§ PROBLEM TO SOLVE: Report how many lines contain "JSON". Give the number and nothing else.

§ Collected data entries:

- - - - - - -

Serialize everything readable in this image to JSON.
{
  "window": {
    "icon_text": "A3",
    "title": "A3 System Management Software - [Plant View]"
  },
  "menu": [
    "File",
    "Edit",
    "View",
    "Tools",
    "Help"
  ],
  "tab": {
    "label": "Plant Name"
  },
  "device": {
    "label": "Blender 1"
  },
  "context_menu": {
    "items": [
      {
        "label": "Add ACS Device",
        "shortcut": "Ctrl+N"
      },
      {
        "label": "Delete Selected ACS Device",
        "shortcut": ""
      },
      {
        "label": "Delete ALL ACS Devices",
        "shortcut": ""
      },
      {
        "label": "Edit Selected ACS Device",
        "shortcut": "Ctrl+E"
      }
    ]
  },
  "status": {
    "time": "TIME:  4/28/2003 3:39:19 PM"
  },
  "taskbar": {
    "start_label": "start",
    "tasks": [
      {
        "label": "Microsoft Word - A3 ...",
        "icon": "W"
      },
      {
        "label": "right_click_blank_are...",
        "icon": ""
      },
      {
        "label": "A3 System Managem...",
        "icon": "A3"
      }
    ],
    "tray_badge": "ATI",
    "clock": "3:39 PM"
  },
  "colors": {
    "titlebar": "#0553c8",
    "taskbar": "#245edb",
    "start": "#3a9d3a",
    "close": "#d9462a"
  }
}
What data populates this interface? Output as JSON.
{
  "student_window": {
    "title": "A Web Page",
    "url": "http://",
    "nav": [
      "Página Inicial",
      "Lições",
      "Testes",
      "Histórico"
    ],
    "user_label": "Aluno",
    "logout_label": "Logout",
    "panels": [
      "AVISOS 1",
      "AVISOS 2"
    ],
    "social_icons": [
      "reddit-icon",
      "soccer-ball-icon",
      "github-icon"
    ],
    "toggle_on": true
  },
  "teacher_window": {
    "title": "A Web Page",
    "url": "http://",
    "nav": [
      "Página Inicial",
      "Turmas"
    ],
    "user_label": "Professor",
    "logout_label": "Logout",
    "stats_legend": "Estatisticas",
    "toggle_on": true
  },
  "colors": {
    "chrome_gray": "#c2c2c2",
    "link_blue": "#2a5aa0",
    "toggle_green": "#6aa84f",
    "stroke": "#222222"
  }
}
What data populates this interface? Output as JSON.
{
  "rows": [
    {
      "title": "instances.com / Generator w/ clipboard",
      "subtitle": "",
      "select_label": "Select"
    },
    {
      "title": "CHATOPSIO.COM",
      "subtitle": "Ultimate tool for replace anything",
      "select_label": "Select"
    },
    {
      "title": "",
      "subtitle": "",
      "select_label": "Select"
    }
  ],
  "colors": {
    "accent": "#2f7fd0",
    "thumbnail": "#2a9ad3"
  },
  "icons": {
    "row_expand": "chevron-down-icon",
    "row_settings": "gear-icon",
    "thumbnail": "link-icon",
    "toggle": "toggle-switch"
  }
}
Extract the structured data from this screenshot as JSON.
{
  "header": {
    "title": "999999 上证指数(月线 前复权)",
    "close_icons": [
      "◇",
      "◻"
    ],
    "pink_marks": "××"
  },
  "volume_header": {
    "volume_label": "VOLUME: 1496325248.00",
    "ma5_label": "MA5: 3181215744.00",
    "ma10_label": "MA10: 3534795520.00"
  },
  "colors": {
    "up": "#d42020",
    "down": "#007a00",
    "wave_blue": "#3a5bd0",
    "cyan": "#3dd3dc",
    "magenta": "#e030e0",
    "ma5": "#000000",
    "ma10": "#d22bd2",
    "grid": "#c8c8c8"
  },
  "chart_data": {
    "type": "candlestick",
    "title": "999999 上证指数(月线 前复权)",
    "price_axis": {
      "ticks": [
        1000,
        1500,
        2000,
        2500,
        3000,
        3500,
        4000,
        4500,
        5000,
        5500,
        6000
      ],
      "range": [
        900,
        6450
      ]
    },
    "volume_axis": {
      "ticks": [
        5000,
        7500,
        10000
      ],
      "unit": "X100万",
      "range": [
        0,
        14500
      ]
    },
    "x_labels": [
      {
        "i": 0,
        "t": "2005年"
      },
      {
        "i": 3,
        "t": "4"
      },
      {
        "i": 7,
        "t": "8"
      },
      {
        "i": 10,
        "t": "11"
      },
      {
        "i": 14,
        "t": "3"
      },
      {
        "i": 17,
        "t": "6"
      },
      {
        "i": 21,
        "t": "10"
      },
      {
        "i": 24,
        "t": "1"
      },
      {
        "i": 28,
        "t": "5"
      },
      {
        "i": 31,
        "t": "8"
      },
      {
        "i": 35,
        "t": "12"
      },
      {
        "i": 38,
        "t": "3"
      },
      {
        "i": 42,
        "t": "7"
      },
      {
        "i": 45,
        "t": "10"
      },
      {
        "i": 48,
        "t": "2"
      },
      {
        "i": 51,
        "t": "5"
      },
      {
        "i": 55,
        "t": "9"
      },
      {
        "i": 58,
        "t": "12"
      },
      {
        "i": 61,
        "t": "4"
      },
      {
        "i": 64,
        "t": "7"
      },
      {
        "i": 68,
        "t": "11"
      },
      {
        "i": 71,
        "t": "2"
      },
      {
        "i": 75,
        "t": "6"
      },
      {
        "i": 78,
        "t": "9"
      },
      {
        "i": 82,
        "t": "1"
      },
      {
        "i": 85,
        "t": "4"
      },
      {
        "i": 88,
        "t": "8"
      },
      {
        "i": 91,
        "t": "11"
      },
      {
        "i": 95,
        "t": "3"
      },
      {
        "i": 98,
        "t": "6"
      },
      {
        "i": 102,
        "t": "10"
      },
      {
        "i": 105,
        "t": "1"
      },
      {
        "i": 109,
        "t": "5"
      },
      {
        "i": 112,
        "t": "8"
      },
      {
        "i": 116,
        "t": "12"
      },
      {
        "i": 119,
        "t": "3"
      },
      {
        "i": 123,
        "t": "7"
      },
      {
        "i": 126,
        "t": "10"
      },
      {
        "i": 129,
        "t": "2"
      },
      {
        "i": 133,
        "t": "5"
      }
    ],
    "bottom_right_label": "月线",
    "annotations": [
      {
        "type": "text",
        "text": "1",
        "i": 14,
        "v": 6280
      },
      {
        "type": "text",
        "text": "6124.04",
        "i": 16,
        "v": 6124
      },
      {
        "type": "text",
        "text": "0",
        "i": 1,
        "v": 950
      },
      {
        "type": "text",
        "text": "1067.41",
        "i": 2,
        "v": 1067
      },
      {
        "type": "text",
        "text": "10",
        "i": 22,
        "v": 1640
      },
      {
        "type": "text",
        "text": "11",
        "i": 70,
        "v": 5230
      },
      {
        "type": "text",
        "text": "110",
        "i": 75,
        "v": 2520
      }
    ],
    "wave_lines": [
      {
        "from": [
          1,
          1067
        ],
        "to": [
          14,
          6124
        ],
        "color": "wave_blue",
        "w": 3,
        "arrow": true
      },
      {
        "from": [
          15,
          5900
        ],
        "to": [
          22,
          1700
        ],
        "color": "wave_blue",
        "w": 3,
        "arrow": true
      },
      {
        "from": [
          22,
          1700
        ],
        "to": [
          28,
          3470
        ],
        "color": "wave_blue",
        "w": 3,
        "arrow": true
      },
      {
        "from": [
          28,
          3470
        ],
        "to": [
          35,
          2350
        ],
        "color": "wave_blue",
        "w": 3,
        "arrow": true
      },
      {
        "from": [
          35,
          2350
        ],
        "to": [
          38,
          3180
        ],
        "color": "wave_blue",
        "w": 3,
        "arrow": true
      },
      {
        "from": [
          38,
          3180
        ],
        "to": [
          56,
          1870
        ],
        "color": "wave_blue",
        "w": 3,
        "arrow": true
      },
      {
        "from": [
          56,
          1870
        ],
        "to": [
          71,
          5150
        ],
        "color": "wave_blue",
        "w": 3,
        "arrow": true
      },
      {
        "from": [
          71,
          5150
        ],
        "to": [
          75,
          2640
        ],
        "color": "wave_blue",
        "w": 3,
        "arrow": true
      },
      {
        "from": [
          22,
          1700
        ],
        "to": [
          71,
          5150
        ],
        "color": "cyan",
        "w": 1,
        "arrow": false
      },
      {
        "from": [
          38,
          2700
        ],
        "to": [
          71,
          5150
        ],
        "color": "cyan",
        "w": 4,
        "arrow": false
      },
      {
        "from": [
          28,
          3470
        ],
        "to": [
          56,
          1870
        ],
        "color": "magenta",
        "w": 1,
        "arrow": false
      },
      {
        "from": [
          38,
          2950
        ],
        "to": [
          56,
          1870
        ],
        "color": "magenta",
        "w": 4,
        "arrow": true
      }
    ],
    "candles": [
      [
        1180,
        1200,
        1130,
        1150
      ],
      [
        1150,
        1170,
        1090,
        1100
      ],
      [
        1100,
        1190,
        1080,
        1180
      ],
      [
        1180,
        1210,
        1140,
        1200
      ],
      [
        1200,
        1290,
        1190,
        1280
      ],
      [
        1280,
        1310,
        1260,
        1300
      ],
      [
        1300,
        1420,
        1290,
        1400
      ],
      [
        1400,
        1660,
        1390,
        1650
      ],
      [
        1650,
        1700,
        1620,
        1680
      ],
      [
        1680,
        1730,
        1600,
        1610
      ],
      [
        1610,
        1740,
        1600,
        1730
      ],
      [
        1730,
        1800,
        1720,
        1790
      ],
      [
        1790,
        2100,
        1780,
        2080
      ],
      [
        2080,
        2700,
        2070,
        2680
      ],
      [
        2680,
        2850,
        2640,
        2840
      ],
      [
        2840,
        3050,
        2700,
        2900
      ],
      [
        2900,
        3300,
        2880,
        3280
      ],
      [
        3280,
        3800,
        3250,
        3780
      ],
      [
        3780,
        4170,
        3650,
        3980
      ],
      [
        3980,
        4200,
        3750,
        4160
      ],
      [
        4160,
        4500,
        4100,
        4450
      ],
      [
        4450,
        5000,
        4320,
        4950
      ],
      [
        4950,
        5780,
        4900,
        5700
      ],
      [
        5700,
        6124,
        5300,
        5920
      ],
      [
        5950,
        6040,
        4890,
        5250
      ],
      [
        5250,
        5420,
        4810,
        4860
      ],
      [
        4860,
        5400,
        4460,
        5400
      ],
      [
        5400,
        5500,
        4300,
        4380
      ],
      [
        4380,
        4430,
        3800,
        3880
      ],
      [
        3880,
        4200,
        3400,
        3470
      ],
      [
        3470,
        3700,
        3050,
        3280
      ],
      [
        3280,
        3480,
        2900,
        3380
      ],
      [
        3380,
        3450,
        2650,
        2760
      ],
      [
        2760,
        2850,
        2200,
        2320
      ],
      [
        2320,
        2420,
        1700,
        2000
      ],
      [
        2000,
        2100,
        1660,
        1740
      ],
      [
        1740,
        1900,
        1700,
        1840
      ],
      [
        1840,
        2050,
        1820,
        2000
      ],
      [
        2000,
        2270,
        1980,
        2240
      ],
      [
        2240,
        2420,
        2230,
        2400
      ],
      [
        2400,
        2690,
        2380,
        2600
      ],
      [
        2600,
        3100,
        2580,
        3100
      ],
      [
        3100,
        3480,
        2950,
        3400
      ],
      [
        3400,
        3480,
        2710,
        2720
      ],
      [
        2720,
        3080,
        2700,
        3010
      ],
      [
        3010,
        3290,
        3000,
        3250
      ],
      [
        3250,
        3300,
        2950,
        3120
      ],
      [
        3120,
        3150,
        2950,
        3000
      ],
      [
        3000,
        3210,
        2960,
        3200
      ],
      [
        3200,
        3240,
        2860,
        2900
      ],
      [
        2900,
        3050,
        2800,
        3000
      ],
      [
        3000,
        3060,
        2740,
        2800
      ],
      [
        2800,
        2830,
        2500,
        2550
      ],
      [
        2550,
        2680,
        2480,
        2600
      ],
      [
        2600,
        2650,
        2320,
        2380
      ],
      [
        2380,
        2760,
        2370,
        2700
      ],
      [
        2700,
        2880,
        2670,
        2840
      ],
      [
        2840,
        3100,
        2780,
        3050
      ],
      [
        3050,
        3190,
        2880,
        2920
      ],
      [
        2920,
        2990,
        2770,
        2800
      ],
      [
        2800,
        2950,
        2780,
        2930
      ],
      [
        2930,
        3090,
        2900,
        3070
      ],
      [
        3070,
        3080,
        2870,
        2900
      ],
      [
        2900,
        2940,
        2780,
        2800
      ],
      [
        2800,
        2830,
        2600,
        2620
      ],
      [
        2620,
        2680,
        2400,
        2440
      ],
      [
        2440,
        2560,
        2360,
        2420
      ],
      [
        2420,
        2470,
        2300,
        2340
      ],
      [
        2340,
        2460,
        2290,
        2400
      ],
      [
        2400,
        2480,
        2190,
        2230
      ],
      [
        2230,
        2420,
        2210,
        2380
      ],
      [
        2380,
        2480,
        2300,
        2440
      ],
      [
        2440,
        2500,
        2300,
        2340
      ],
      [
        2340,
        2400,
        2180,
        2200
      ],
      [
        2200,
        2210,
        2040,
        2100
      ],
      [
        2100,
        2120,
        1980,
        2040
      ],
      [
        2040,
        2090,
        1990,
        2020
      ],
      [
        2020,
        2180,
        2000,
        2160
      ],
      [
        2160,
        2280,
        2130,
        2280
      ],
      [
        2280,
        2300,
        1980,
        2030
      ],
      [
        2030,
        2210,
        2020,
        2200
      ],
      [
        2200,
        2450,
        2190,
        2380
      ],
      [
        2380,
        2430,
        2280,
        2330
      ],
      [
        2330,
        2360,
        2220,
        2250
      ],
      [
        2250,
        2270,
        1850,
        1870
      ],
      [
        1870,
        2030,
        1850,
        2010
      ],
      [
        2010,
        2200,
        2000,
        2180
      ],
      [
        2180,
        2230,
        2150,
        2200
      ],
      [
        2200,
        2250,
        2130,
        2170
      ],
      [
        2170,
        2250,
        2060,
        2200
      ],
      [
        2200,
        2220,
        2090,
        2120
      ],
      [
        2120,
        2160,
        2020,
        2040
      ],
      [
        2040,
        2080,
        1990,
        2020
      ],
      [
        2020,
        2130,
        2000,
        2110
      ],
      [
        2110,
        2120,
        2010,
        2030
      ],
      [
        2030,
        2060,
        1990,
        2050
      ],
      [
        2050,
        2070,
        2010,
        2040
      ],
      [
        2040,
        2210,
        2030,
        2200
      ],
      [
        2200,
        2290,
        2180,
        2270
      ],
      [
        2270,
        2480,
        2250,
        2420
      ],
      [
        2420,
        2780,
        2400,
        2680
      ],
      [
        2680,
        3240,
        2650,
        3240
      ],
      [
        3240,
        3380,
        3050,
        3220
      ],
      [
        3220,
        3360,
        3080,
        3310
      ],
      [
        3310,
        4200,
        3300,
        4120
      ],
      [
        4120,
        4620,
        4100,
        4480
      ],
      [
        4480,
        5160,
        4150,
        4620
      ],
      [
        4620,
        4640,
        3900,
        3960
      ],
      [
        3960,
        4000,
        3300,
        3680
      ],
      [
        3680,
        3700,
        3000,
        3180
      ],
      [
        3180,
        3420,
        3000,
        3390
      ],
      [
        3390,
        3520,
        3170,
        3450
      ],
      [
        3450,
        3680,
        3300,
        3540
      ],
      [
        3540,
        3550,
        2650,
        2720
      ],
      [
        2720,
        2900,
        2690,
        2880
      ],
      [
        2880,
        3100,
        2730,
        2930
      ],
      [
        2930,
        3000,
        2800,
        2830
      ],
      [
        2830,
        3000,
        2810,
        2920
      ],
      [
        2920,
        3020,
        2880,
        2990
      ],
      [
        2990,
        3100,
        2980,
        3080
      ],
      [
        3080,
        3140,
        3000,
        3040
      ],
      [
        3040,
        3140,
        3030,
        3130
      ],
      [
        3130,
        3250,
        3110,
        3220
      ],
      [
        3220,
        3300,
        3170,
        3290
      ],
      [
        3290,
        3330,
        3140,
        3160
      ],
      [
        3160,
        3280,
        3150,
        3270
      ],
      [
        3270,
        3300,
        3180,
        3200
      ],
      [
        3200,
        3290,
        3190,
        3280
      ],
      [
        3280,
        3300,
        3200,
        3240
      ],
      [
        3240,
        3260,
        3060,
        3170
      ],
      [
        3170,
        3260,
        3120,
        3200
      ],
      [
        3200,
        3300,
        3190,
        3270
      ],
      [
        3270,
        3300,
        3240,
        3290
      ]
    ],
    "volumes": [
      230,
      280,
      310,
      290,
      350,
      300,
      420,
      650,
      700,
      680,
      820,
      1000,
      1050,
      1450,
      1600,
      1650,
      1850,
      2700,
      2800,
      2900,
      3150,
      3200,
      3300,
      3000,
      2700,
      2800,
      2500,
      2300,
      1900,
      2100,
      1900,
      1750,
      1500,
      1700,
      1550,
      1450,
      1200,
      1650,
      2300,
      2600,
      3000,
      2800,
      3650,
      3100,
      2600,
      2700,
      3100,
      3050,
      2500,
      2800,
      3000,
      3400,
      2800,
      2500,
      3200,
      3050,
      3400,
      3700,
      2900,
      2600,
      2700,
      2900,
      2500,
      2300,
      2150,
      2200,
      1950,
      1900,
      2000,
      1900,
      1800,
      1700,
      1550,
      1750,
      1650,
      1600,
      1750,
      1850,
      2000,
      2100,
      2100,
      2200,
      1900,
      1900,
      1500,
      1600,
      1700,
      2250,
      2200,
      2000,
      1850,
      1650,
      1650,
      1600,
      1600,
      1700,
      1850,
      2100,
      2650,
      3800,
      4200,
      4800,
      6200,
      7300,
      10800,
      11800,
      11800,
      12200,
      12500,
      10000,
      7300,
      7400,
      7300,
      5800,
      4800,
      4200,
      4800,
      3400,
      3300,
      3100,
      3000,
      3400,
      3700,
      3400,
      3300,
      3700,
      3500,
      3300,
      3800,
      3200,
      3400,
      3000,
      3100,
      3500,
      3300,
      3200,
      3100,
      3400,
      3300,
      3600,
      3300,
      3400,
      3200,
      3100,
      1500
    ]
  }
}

- - - - - - -

§ TASK RESULT: 4